EXERCISE PROMPT: Each line that follows is to be retyped exactly.

DATA:
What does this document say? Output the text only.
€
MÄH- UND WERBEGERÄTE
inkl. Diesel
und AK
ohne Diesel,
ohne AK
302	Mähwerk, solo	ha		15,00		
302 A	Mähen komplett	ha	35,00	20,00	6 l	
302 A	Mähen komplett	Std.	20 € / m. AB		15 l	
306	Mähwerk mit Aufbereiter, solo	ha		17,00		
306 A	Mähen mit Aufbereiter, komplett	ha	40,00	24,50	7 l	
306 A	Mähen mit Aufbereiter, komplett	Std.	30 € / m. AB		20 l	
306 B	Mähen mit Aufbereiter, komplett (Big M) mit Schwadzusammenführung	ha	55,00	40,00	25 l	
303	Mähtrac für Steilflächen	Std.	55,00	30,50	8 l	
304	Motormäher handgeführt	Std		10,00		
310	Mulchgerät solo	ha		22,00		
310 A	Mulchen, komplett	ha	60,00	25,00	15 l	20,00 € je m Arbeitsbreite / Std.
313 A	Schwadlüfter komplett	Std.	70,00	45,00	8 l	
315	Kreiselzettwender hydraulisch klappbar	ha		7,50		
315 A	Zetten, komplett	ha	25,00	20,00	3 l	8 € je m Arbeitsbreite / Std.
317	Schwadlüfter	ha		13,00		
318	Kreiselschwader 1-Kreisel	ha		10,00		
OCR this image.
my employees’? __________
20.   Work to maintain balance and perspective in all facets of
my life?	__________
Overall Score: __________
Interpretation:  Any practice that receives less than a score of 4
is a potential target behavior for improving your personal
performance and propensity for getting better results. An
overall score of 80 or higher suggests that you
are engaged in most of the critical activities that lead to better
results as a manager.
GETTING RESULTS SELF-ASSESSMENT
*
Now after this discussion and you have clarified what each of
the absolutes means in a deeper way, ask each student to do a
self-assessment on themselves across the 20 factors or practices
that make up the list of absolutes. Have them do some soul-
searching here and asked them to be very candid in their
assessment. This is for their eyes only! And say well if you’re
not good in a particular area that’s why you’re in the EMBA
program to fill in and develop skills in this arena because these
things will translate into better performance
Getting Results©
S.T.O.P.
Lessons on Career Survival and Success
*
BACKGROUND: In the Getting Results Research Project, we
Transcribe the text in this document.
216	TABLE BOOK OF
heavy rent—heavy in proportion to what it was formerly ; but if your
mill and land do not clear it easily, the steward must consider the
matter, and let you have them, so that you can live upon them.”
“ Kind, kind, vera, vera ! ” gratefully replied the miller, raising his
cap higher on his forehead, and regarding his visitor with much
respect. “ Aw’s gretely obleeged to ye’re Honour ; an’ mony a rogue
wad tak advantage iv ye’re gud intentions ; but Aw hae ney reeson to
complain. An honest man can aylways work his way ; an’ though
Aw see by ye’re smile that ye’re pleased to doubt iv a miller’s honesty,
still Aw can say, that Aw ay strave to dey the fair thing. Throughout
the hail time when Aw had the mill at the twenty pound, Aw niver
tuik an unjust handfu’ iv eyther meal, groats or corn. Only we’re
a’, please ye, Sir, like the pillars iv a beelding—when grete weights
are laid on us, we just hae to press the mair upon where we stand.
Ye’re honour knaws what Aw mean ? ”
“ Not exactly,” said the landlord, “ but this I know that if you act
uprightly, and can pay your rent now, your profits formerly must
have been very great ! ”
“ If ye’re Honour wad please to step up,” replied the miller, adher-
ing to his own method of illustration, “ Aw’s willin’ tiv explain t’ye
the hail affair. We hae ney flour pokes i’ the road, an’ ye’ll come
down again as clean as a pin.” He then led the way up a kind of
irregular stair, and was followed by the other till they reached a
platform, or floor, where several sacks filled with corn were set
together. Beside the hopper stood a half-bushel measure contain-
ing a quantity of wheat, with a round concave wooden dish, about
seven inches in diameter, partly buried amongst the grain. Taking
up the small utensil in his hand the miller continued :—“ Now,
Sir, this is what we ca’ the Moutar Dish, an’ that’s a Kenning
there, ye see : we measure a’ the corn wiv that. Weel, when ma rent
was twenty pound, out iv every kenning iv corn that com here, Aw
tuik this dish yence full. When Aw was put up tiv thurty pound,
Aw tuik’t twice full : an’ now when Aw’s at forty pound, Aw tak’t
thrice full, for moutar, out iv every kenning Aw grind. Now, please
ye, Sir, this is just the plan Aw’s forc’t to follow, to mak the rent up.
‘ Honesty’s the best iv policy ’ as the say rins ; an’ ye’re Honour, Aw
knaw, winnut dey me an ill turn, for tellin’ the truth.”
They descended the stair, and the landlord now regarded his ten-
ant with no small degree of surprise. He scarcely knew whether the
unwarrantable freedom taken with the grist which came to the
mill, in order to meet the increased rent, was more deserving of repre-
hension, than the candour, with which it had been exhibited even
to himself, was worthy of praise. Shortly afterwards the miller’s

COMPLETED EXERCISE:
What does this document say? Output the text only.
€
MÄH- UND WERBEGERÄTE
inkl. Diesel
und AK
ohne Diesel,
ohne AK
302	Mähwerk, solo	ha		15,00		
302 A	Mähen komplett	ha	35,00	20,00	6 l	
302 A	Mähen komplett	Std.	20 € / m. AB		15 l	
306	Mähwerk mit Aufbereiter, solo	ha		17,00		
306 A	Mähen mit Aufbereiter, komplett	ha	40,00	24,50	7 l	
306 A	Mähen mit Aufbereiter, komplett	Std.	30 € / m. AB		20 l	
306 B	Mähen mit Aufbereiter, komplett (Big M) mit Schwadzusammenführung	ha	55,00	40,00	25 l	
303	Mähtrac für Steilflächen	Std.	55,00	30,50	8 l	
304	Motormäher handgeführt	Std		10,00		
310	Mulchgerät solo	ha		22,00		
310 A	Mulchen, komplett	ha	60,00	25,00	15 l	20,00 € je m Arbeitsbreite / Std.
313 A	Schwadlüfter komplett	Std.	70,00	45,00	8 l	
315	Kreiselzettwender hydraulisch klappbar	ha		7,50		
315 A	Zetten, komplett	ha	25,00	20,00	3 l	8 € je m Arbeitsbreite / Std.
317	Schwadlüfter	ha		13,00		
318	Kreiselschwader 1-Kreisel	ha		10,00		
OCR this image.
my employees’? __________
20.   Work to maintain balance and perspective in all facets of
my life?	__________
Overall Score: __________
Interpretation:  Any practice that receives less than a score of 4
is a potential target behavior for improving your personal
performance and propensity for getting better results. An
overall score of 80 or higher suggests that you
are engaged in most of the critical activities that lead to better
results as a manager.
GETTING RESULTS SELF-ASSESSMENT
*
Now after this discussion and you have clarified what each of
the absolutes means in a deeper way, ask each student to do a
self-assessment on themselves across the 20 factors or practices
that make up the list of absolutes. Have them do some soul-
searching here and asked them to be very candid in their
assessment. This is for their eyes only! And say well if you’re
not good in a particular area that’s why you’re in the EMBA
program to fill in and develop skills in this arena because these
things will translate into better performance
Getting Results©
S.T.O.P.
Lessons on Career Survival and Success
*
BACKGROUND: In the Getting Results Research Project, we
Transcribe the text in this document.
216	TABLE BOOK OF
heavy rent—heavy in proportion to what it was formerly ; but if your
mill and land do not clear it easily, the steward must consider the
matter, and let you have them, so that you can live upon them.”
“ Kind, kind, vera, vera ! ” gratefully replied the miller, raising his
cap higher on his forehead, and regarding his visitor with much
respect. “ Aw’s gretely obleeged to ye’re Honour ; an’ mony a rogue
wad tak advantage iv ye’re gud intentions ; but Aw hae ney reeson to
complain. An honest man can aylways work his way ; an’ though
Aw see by ye’re smile that ye’re pleased to doubt iv a miller’s honesty,
still Aw can say, that Aw ay strave to dey the fair thing. Throughout
the hail time when Aw had the mill at the twenty pound, Aw niver
tuik an unjust handfu’ iv eyther meal, groats or corn. Only we’re
a’, please ye, Sir, like the pillars iv a beelding—when grete weights
are laid on us, we just hae to press the mair upon where we stand.
Ye’re honour knaws what Aw mean ? ”
“ Not exactly,” said the landlord, “ but this I know that if you act
uprightly, and can pay your rent now, your profits formerly must
have been very great ! ”
“ If ye’re Honour wad please to step up,” replied the miller, adher-
ing to his own method of illustration, “ Aw’s willin’ tiv explain t’ye
the hail affair. We hae ney flour pokes i’ the road, an’ ye’ll come
down again as clean as a pin.” He then led the way up a kind of
irregular stair, and was followed by the other till they reached a
platform, or floor, where several sacks filled with corn were set
together. Beside the hopper stood a half-bushel measure contain-
ing a quantity of wheat, with a round concave wooden dish, about
seven inches in diameter, partly buried amongst the grain. Taking
up the small utensil in his hand the miller continued :—“ Now,
Sir, this is what we ca’ the Moutar Dish, an’ that’s a Kenning
there, ye see : we measure a’ the corn wiv that. Weel, when ma rent
was twenty pound, out iv every kenning iv corn that com here, Aw
tuik this dish yence full. When Aw was put up tiv thurty pound,
Aw tuik’t twice full : an’ now when Aw’s at forty pound, Aw tak’t
thrice full, for moutar, out iv every kenning Aw grind. Now, please
ye, Sir, this is just the plan Aw’s forc’t to follow, to mak the rent up.
‘ Honesty’s the best iv policy ’ as the say rins ; an’ ye’re Honour, Aw
knaw, winnut dey me an ill turn, for tellin’ the truth.”
They descended the stair, and the landlord now regarded his ten-
ant with no small degree of surprise. He scarcely knew whether the
unwarrantable freedom taken with the grist which came to the
mill, in order to meet the increased rent, was more deserving of repre-
hension, than the candour, with which it had been exhibited even
to himself, was worthy of praise. Shortly afterwards the miller’s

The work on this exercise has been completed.